TASK REQUIREMENTS: Take the data below and repeat it exactly.
-- start of EXTRACTED DATA --
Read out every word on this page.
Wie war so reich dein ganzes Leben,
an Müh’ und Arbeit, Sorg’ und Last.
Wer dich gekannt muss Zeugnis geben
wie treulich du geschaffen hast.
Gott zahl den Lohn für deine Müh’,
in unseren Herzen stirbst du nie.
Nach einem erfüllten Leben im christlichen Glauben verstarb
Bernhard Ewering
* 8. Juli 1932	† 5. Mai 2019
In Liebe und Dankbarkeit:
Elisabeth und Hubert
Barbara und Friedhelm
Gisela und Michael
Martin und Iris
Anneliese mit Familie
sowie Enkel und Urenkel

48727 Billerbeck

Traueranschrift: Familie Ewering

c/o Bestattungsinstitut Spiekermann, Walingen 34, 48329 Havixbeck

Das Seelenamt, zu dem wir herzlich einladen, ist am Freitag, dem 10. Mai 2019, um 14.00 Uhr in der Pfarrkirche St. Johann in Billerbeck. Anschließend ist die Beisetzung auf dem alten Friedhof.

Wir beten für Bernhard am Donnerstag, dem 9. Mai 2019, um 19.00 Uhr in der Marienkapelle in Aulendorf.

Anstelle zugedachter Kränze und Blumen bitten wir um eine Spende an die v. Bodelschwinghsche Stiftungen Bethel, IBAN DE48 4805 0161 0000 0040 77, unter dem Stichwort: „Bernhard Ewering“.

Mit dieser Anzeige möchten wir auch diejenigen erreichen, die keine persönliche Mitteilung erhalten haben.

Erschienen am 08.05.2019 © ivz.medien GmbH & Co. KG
-- end of EXTRACTED DATA --
ANSWER FOR THE TASK:
Read out every word on this page.
Wie war so reich dein ganzes Leben,
an Müh’ und Arbeit, Sorg’ und Last.
Wer dich gekannt muss Zeugnis geben
wie treulich du geschaffen hast.
Gott zahl den Lohn für deine Müh’,
in unseren Herzen stirbst du nie.
Nach einem erfüllten Leben im christlichen Glauben verstarb
Bernhard Ewering
* 8. Juli 1932	† 5. Mai 2019
In Liebe und Dankbarkeit:
Elisabeth und Hubert
Barbara und Friedhelm
Gisela und Michael
Martin und Iris
Anneliese mit Familie
sowie Enkel und Urenkel

48727 Billerbeck

Traueranschrift: Familie Ewering

c/o Bestattungsinstitut Spiekermann, Walingen 34, 48329 Havixbeck

Das Seelenamt, zu dem wir herzlich einladen, ist am Freitag, dem 10. Mai 2019, um 14.00 Uhr in der Pfarrkirche St. Johann in Billerbeck. Anschließend ist die Beisetzung auf dem alten Friedhof.

Wir beten für Bernhard am Donnerstag, dem 9. Mai 2019, um 19.00 Uhr in der Marienkapelle in Aulendorf.

Anstelle zugedachter Kränze und Blumen bitten wir um eine Spende an die v. Bodelschwinghsche Stiftungen Bethel, IBAN DE48 4805 0161 0000 0040 77, unter dem Stichwort: „Bernhard Ewering“.

Mit dieser Anzeige möchten wir auch diejenigen erreichen, die keine persönliche Mitteilung erhalten haben.

Erschienen am 08.05.2019 © ivz.medien GmbH & Co. KG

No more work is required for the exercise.